- [What is needed] Repeat the data word for word. Do not include the pictures.

(Data excerpts)
______

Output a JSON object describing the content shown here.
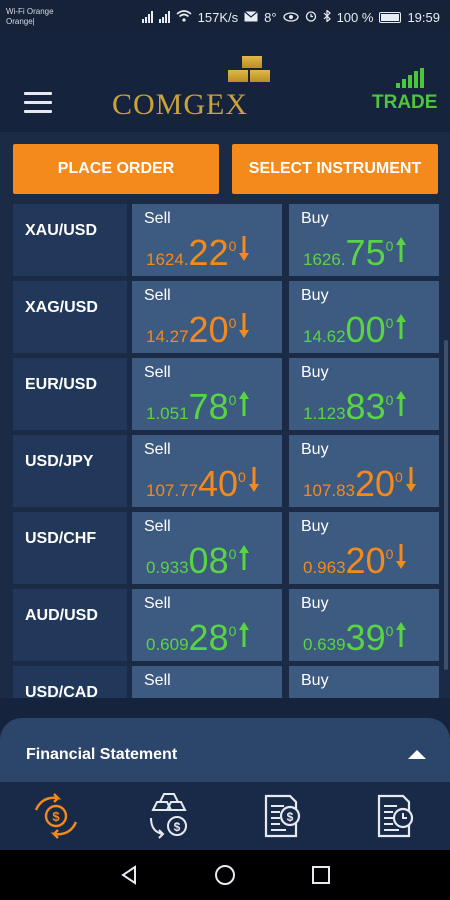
{
  "status_bar": {
    "carrier_line1": "Wi-Fi Orange",
    "carrier_line2": "Orange|",
    "speed": "157K/s",
    "temperature": "8°",
    "battery": "100 %",
    "time": "19:59"
  },
  "header": {
    "logo": "COMGEX",
    "trade_label": "TRADE"
  },
  "actions": {
    "place_order": "PLACE ORDER",
    "select_instrument": "SELECT INSTRUMENT"
  },
  "quotes": {
    "sell_label": "Sell",
    "buy_label": "Buy",
    "rows": [
      {
        "symbol": "XAU/USD",
        "sell": {
          "prefix": "1624.",
          "big": "22",
          "sup": "0",
          "direction": "down"
        },
        "buy": {
          "prefix": "1626.",
          "big": "75",
          "sup": "0",
          "direction": "up"
        }
      },
      {
        "symbol": "XAG/USD",
        "sell": {
          "prefix": "14.27",
          "big": "20",
          "sup": "0",
          "direction": "down"
        },
        "buy": {
          "prefix": "14.62",
          "big": "00",
          "sup": "0",
          "direction": "up"
        }
      },
      {
        "symbol": "EUR/USD",
        "sell": {
          "prefix": "1.051",
          "big": "78",
          "sup": "0",
          "direction": "up"
        },
        "buy": {
          "prefix": "1.123",
          "big": "83",
          "sup": "0",
          "direction": "up"
        }
      },
      {
        "symbol": "USD/JPY",
        "sell": {
          "prefix": "107.77",
          "big": "40",
          "sup": "0",
          "direction": "down"
        },
        "buy": {
          "prefix": "107.83",
          "big": "20",
          "sup": "0",
          "direction": "down"
        }
      },
      {
        "symbol": "USD/CHF",
        "sell": {
          "prefix": "0.933",
          "big": "08",
          "sup": "0",
          "direction": "up"
        },
        "buy": {
          "prefix": "0.963",
          "big": "20",
          "sup": "0",
          "direction": "down"
        }
      },
      {
        "symbol": "AUD/USD",
        "sell": {
          "prefix": "0.609",
          "big": "28",
          "sup": "0",
          "direction": "up"
        },
        "buy": {
          "prefix": "0.639",
          "big": "39",
          "sup": "0",
          "direction": "up"
        }
      },
      {
        "symbol": "USD/CAD",
        "sell": {
          "prefix": "",
          "big": "",
          "sup": "",
          "direction": ""
        },
        "buy": {
          "prefix": "",
          "big": "",
          "sup": "",
          "direction": ""
        }
      }
    ]
  },
  "financial_statement": {
    "title": "Financial Statement"
  },
  "colors": {
    "accent_orange": "#f38a1b",
    "up_green": "#58d542",
    "logo_gold": "#c9a23a",
    "trade_green": "#4ec53c"
  },
  "tabs": [
    {
      "icon": "currency-exchange-icon",
      "active": true
    },
    {
      "icon": "gold-bars-exchange-icon",
      "active": false
    },
    {
      "icon": "dollar-document-icon",
      "active": false
    },
    {
      "icon": "document-clock-icon",
      "active": false
    }
  ]
}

______

- [Response to the exercise]
Output a JSON object describing the content shown here.
{
  "status_bar": {
    "carrier_line1": "Wi-Fi Orange",
    "carrier_line2": "Orange|",
    "speed": "157K/s",
    "temperature": "8°",
    "battery": "100 %",
    "time": "19:59"
  },
  "header": {
    "logo": "COMGEX",
    "trade_label": "TRADE"
  },
  "actions": {
    "place_order": "PLACE ORDER",
    "select_instrument": "SELECT INSTRUMENT"
  },
  "quotes": {
    "sell_label": "Sell",
    "buy_label": "Buy",
    "rows": [
      {
        "symbol": "XAU/USD",
        "sell": {
          "prefix": "1624.",
          "big": "22",
          "sup": "0",
          "direction": "down"
        },
        "buy": {
          "prefix": "1626.",
          "big": "75",
          "sup": "0",
          "direction": "up"
        }
      },
      {
        "symbol": "XAG/USD",
        "sell": {
          "prefix": "14.27",
          "big": "20",
          "sup": "0",
          "direction": "down"
        },
        "buy": {
          "prefix": "14.62",
          "big": "00",
          "sup": "0",
          "direction": "up"
        }
      },
      {
        "symbol": "EUR/USD",
        "sell": {
          "prefix": "1.051",
          "big": "78",
          "sup": "0",
          "direction": "up"
        },
        "buy": {
          "prefix": "1.123",
          "big": "83",
          "sup": "0",
          "direction": "up"
        }
      },
      {
        "symbol": "USD/JPY",
        "sell": {
          "prefix": "107.77",
          "big": "40",
          "sup": "0",
          "direction": "down"
        },
        "buy": {
          "prefix": "107.83",
          "big": "20",
          "sup": "0",
          "direction": "down"
        }
      },
      {
        "symbol": "USD/CHF",
        "sell": {
          "prefix": "0.933",
          "big": "08",
          "sup": "0",
          "direction": "up"
        },
        "buy": {
          "prefix": "0.963",
          "big": "20",
          "sup": "0",
          "direction": "down"
        }
      },
      {
        "symbol": "AUD/USD",
        "sell": {
          "prefix": "0.609",
          "big": "28",
          "sup": "0",
          "direction": "up"
        },
        "buy": {
          "prefix": "0.639",
          "big": "39",
          "sup": "0",
          "direction": "up"
        }
      },
      {
        "symbol": "USD/CAD",
        "sell": {
          "prefix": "",
          "big": "",
          "sup": "",
          "direction": ""
        },
        "buy": {
          "prefix": "",
          "big": "",
          "sup": "",
          "direction": ""
        }
      }
    ]
  },
  "financial_statement": {
    "title": "Financial Statement"
  },
  "colors": {
    "accent_orange": "#f38a1b",
    "up_green": "#58d542",
    "logo_gold": "#c9a23a",
    "trade_green": "#4ec53c"
  },
  "tabs": [
    {
      "icon": "currency-exchange-icon",
      "active": true
    },
    {
      "icon": "gold-bars-exchange-icon",
      "active": false
    },
    {
      "icon": "dollar-document-icon",
      "active": false
    },
    {
      "icon": "document-clock-icon",
      "active": false
    }
  ]
}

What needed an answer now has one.